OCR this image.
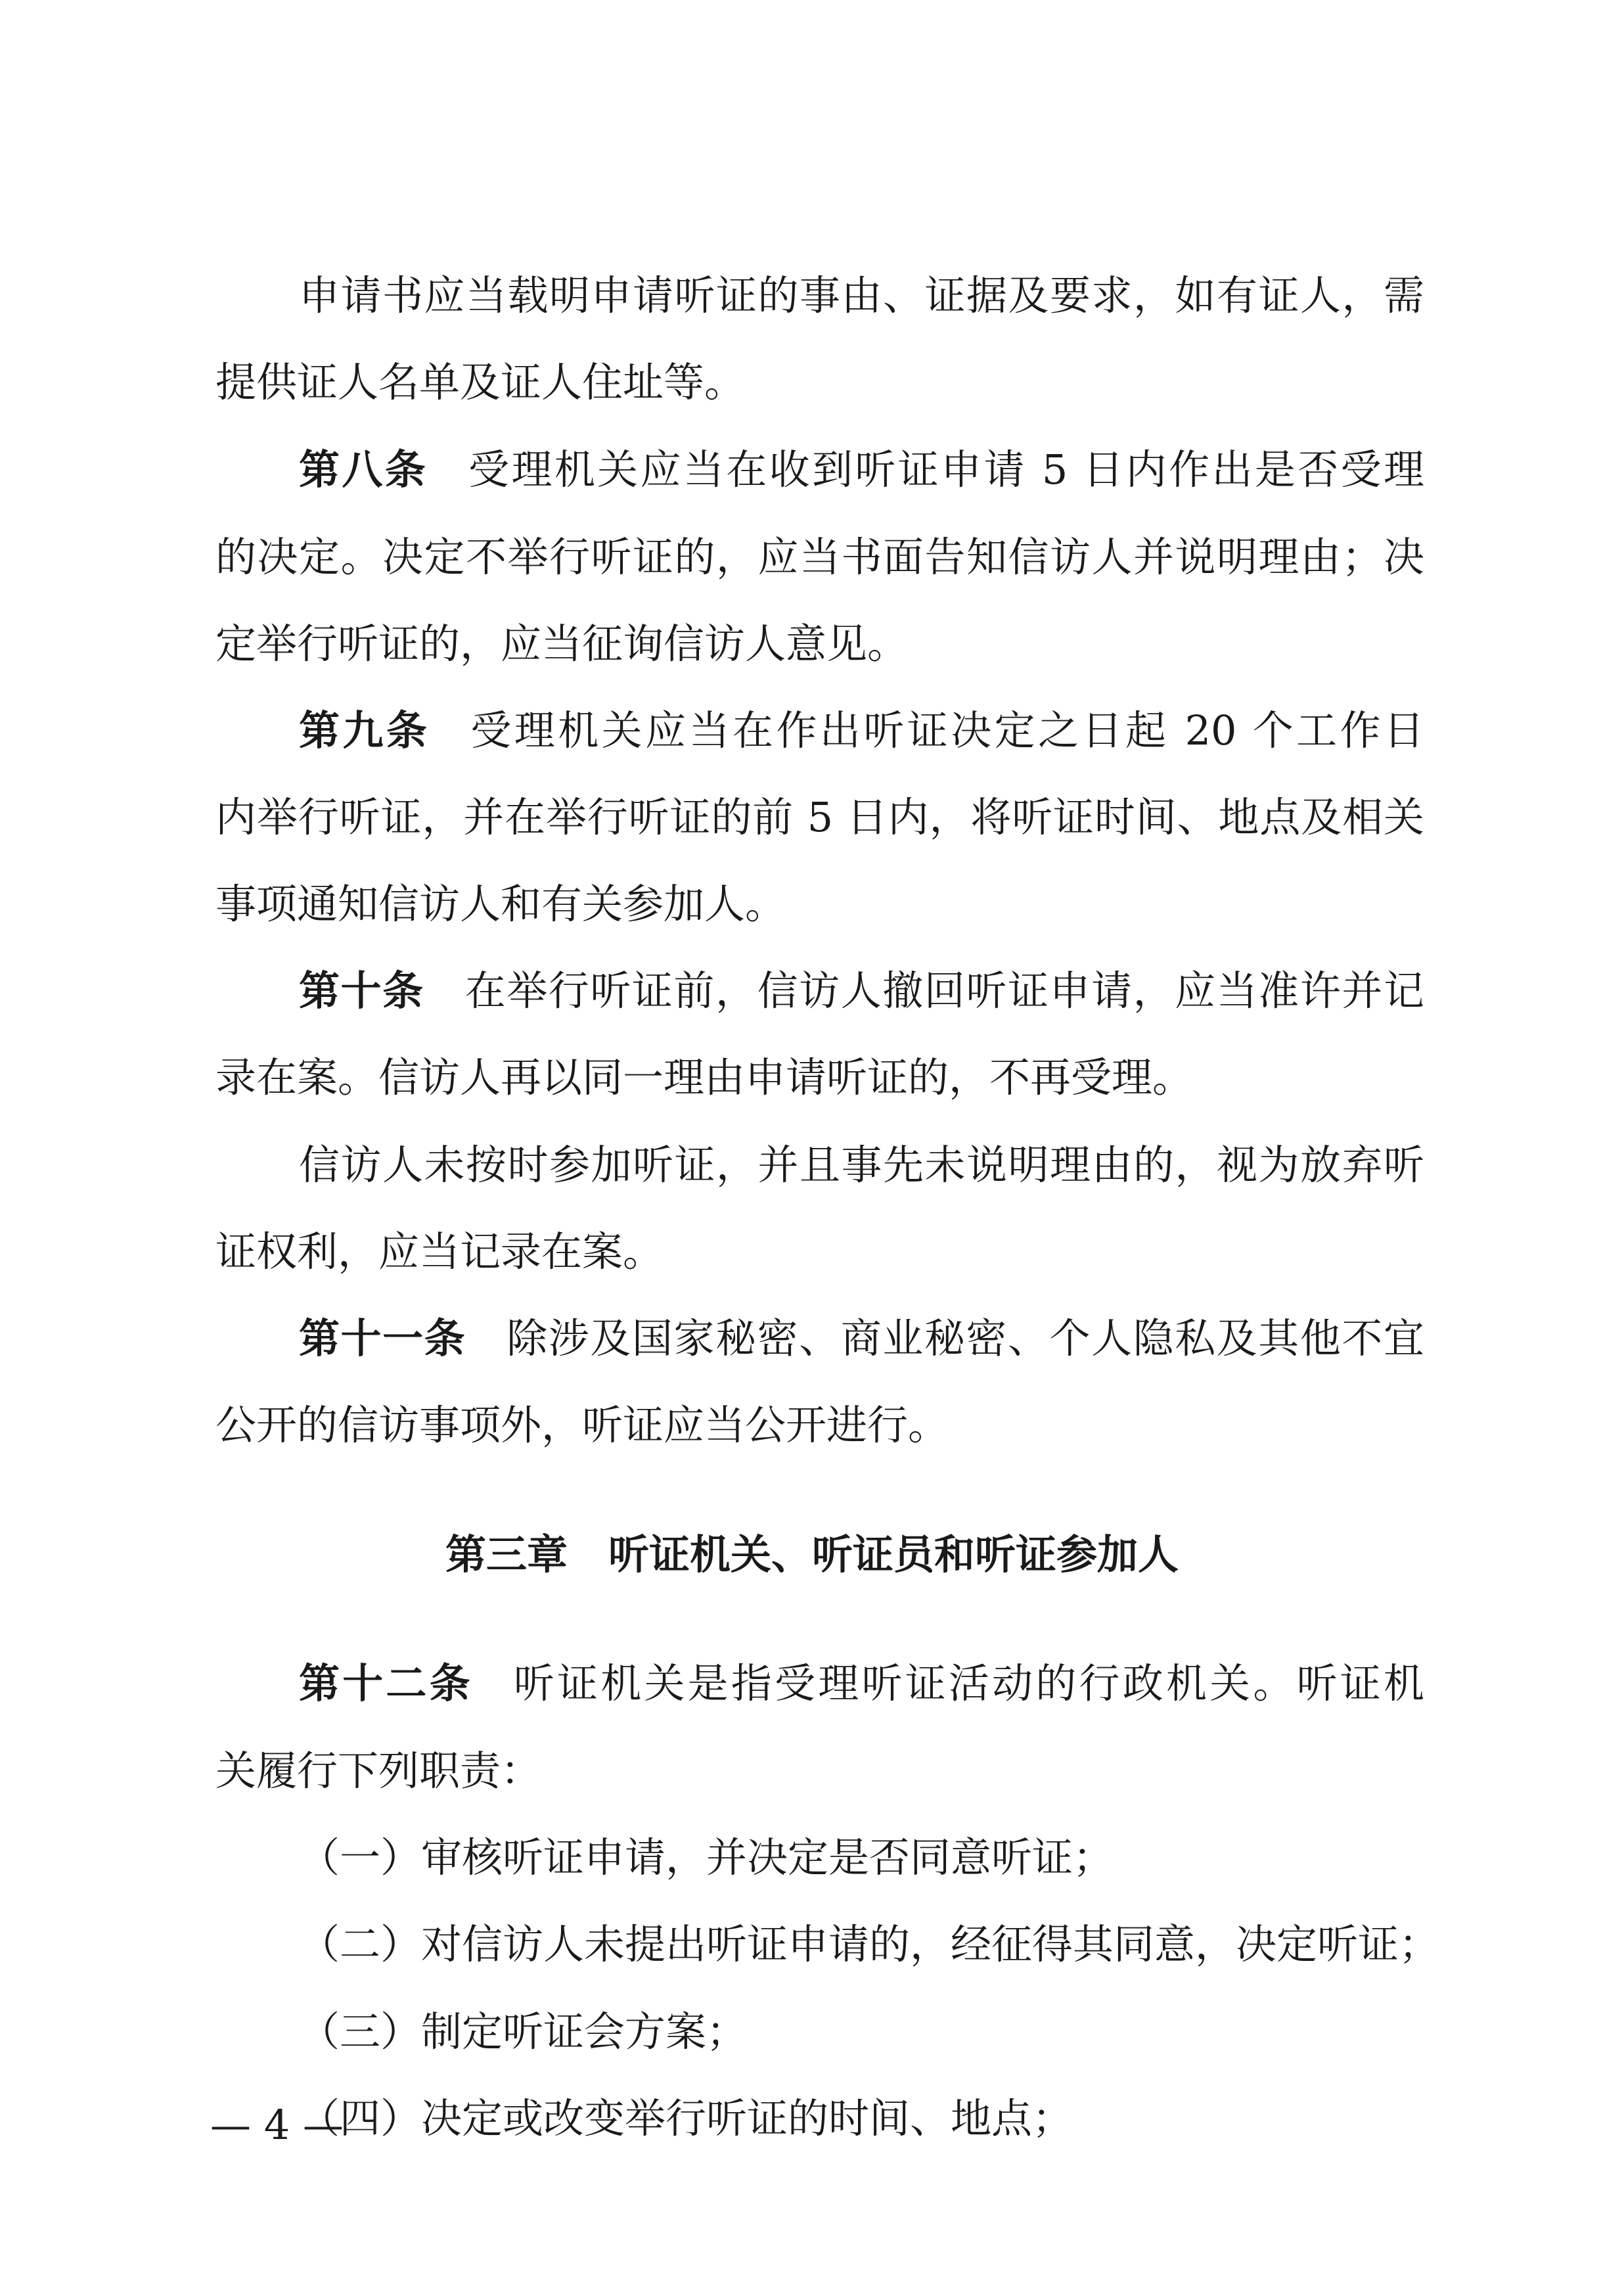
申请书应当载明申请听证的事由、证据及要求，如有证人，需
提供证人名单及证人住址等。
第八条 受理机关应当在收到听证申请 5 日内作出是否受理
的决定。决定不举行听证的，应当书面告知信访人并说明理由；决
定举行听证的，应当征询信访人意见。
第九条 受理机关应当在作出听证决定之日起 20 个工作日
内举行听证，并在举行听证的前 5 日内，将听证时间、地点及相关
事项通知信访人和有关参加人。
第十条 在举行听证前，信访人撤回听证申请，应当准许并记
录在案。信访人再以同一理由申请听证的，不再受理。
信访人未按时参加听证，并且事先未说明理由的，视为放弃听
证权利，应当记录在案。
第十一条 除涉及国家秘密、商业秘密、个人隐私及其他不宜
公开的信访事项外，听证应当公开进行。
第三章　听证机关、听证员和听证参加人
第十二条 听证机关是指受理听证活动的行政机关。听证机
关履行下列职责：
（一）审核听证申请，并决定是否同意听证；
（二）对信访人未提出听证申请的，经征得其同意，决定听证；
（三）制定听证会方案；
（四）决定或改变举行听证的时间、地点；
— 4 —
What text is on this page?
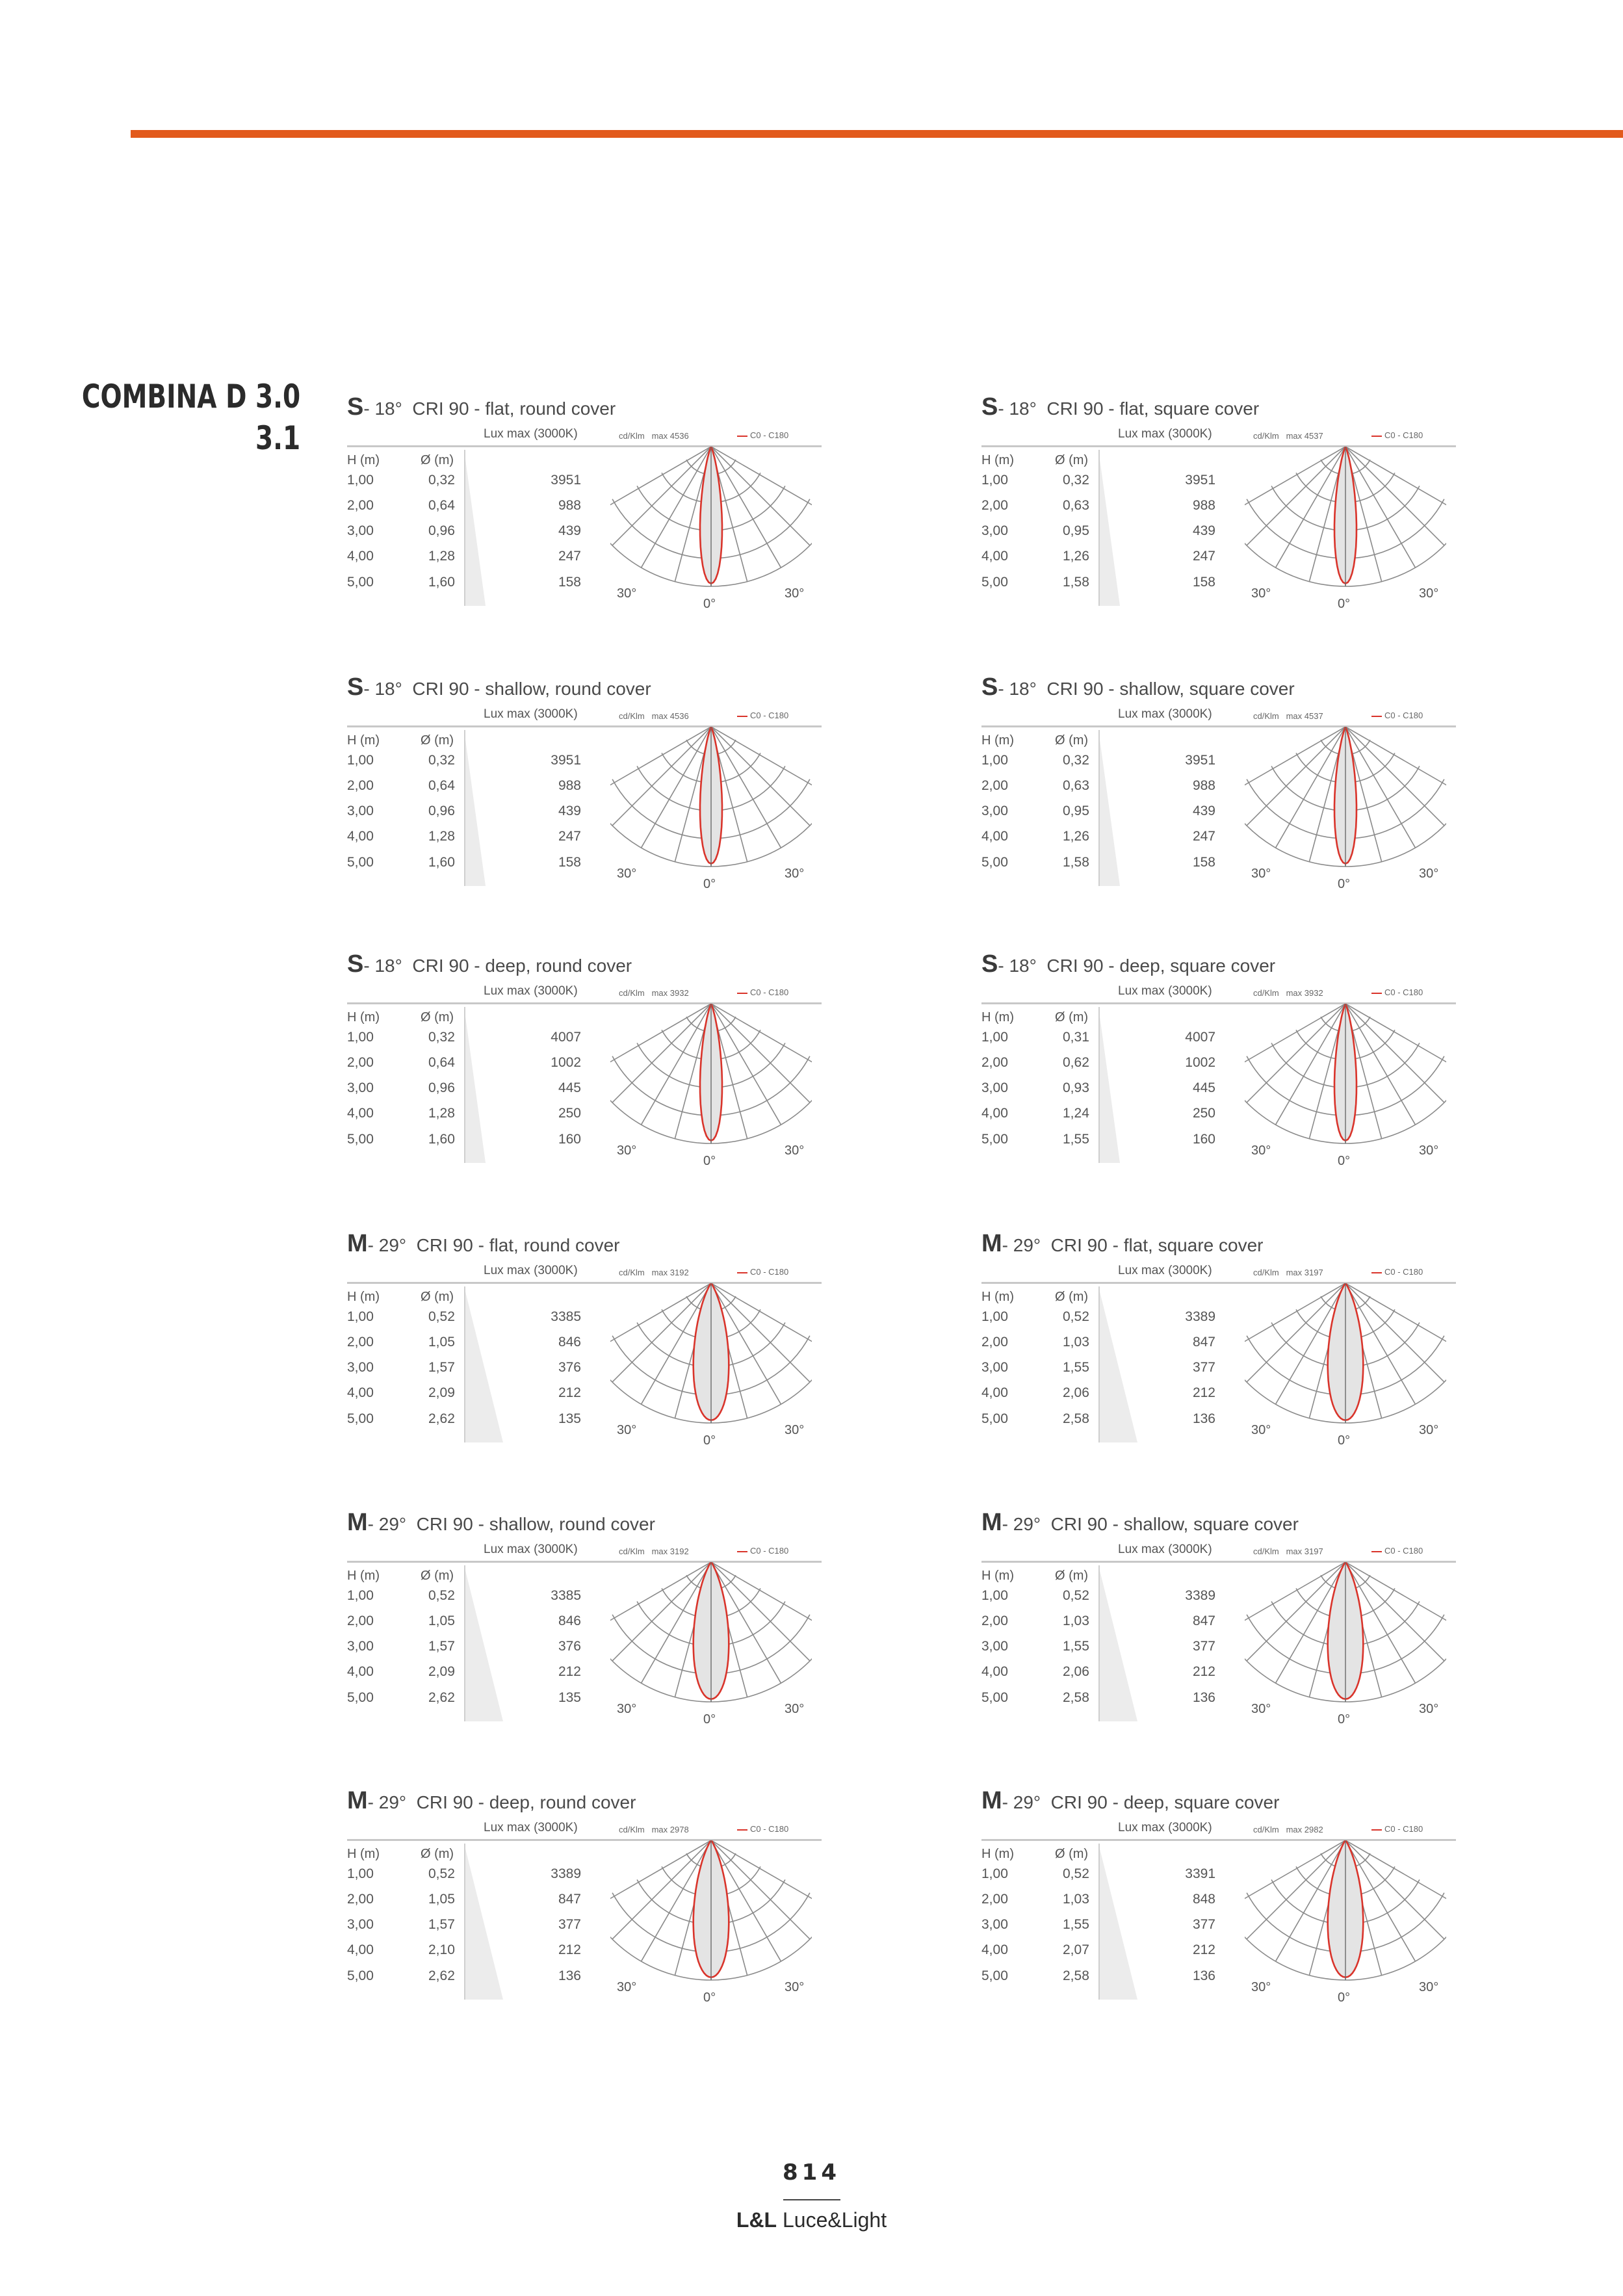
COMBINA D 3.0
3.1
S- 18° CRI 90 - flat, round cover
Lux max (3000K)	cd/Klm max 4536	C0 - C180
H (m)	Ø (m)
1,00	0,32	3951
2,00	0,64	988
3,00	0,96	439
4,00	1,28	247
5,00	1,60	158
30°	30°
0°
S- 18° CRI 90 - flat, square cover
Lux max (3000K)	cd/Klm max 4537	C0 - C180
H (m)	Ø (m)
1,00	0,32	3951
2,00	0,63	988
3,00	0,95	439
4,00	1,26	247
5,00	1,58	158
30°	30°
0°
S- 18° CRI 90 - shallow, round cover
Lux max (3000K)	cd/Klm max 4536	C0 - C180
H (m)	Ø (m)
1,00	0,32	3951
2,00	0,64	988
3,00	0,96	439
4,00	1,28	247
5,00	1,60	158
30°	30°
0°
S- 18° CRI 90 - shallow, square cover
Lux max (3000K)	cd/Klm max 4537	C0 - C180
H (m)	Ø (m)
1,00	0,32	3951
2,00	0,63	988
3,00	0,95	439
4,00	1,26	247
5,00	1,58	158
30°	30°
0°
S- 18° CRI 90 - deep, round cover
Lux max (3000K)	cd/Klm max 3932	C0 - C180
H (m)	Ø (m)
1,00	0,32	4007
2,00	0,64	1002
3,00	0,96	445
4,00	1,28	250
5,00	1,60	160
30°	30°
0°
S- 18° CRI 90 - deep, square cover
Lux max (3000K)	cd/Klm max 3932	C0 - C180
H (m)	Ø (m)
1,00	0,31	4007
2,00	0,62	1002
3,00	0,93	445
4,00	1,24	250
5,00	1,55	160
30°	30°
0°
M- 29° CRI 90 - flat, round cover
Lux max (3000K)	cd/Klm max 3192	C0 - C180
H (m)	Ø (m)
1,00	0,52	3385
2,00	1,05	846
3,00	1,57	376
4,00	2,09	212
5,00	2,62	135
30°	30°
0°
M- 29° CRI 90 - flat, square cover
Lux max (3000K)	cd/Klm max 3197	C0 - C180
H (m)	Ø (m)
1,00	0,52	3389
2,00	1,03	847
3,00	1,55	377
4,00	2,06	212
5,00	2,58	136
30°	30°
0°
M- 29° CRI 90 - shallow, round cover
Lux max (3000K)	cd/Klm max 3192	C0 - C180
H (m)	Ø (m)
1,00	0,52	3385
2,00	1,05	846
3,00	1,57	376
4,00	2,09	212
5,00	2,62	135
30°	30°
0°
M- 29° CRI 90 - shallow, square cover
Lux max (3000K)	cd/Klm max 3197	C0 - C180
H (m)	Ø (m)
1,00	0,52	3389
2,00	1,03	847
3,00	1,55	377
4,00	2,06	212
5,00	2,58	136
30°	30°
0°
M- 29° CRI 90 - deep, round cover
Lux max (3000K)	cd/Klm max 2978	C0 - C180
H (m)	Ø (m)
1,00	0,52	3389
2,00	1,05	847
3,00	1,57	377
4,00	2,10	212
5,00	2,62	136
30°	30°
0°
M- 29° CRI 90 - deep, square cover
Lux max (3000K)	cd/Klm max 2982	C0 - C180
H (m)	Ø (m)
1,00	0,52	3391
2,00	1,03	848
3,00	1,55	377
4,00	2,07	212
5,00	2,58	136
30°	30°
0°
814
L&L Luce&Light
——
## [INSTRUCTIONS TO FOLLOW]
Leave out all images, then reproduce the entries above exactly.

## [EXPECTED OUTPUT]
OCR this image.
申请书应当载明申请听证的事由、证据及要求，如有证人，需
提供证人名单及证人住址等。
第八条 受理机关应当在收到听证申请 5 日内作出是否受理
的决定。决定不举行听证的，应当书面告知信访人并说明理由；决
定举行听证的，应当征询信访人意见。
第九条 受理机关应当在作出听证决定之日起 20 个工作日
内举行听证，并在举行听证的前 5 日内，将听证时间、地点及相关
事项通知信访人和有关参加人。
第十条 在举行听证前，信访人撤回听证申请，应当准许并记
录在案。信访人再以同一理由申请听证的，不再受理。
信访人未按时参加听证，并且事先未说明理由的，视为放弃听
证权利，应当记录在案。
第十一条 除涉及国家秘密、商业秘密、个人隐私及其他不宜
公开的信访事项外，听证应当公开进行。
第三章　听证机关、听证员和听证参加人
第十二条 听证机关是指受理听证活动的行政机关。听证机
关履行下列职责：
（一）审核听证申请，并决定是否同意听证；
（二）对信访人未提出听证申请的，经征得其同意，决定听证；
（三）制定听证会方案；
（四）决定或改变举行听证的时间、地点；
— 4 —
What text is on this page?
COMBINA D 3.0
3.1
S- 18° CRI 90 - flat, round cover
Lux max (3000K)	cd/Klm max 4536	C0 - C180
H (m)	Ø (m)
1,00	0,32	3951
2,00	0,64	988
3,00	0,96	439
4,00	1,28	247
5,00	1,60	158
30°	30°
0°
S- 18° CRI 90 - flat, square cover
Lux max (3000K)	cd/Klm max 4537	C0 - C180
H (m)	Ø (m)
1,00	0,32	3951
2,00	0,63	988
3,00	0,95	439
4,00	1,26	247
5,00	1,58	158
30°	30°
0°
S- 18° CRI 90 - shallow, round cover
Lux max (3000K)	cd/Klm max 4536	C0 - C180
H (m)	Ø (m)
1,00	0,32	3951
2,00	0,64	988
3,00	0,96	439
4,00	1,28	247
5,00	1,60	158
30°	30°
0°
S- 18° CRI 90 - shallow, square cover
Lux max (3000K)	cd/Klm max 4537	C0 - C180
H (m)	Ø (m)
1,00	0,32	3951
2,00	0,63	988
3,00	0,95	439
4,00	1,26	247
5,00	1,58	158
30°	30°
0°
S- 18° CRI 90 - deep, round cover
Lux max (3000K)	cd/Klm max 3932	C0 - C180
H (m)	Ø (m)
1,00	0,32	4007
2,00	0,64	1002
3,00	0,96	445
4,00	1,28	250
5,00	1,60	160
30°	30°
0°
S- 18° CRI 90 - deep, square cover
Lux max (3000K)	cd/Klm max 3932	C0 - C180
H (m)	Ø (m)
1,00	0,31	4007
2,00	0,62	1002
3,00	0,93	445
4,00	1,24	250
5,00	1,55	160
30°	30°
0°
M- 29° CRI 90 - flat, round cover
Lux max (3000K)	cd/Klm max 3192	C0 - C180
H (m)	Ø (m)
1,00	0,52	3385
2,00	1,05	846
3,00	1,57	376
4,00	2,09	212
5,00	2,62	135
30°	30°
0°
M- 29° CRI 90 - flat, square cover
Lux max (3000K)	cd/Klm max 3197	C0 - C180
H (m)	Ø (m)
1,00	0,52	3389
2,00	1,03	847
3,00	1,55	377
4,00	2,06	212
5,00	2,58	136
30°	30°
0°
M- 29° CRI 90 - shallow, round cover
Lux max (3000K)	cd/Klm max 3192	C0 - C180
H (m)	Ø (m)
1,00	0,52	3385
2,00	1,05	846
3,00	1,57	376
4,00	2,09	212
5,00	2,62	135
30°	30°
0°
M- 29° CRI 90 - shallow, square cover
Lux max (3000K)	cd/Klm max 3197	C0 - C180
H (m)	Ø (m)
1,00	0,52	3389
2,00	1,03	847
3,00	1,55	377
4,00	2,06	212
5,00	2,58	136
30°	30°
0°
M- 29° CRI 90 - deep, round cover
Lux max (3000K)	cd/Klm max 2978	C0 - C180
H (m)	Ø (m)
1,00	0,52	3389
2,00	1,05	847
3,00	1,57	377
4,00	2,10	212
5,00	2,62	136
30°	30°
0°
M- 29° CRI 90 - deep, square cover
Lux max (3000K)	cd/Klm max 2982	C0 - C180
H (m)	Ø (m)
1,00	0,52	3391
2,00	1,03	848
3,00	1,55	377
4,00	2,07	212
5,00	2,58	136
30°	30°
0°
814
L&L Luce&Light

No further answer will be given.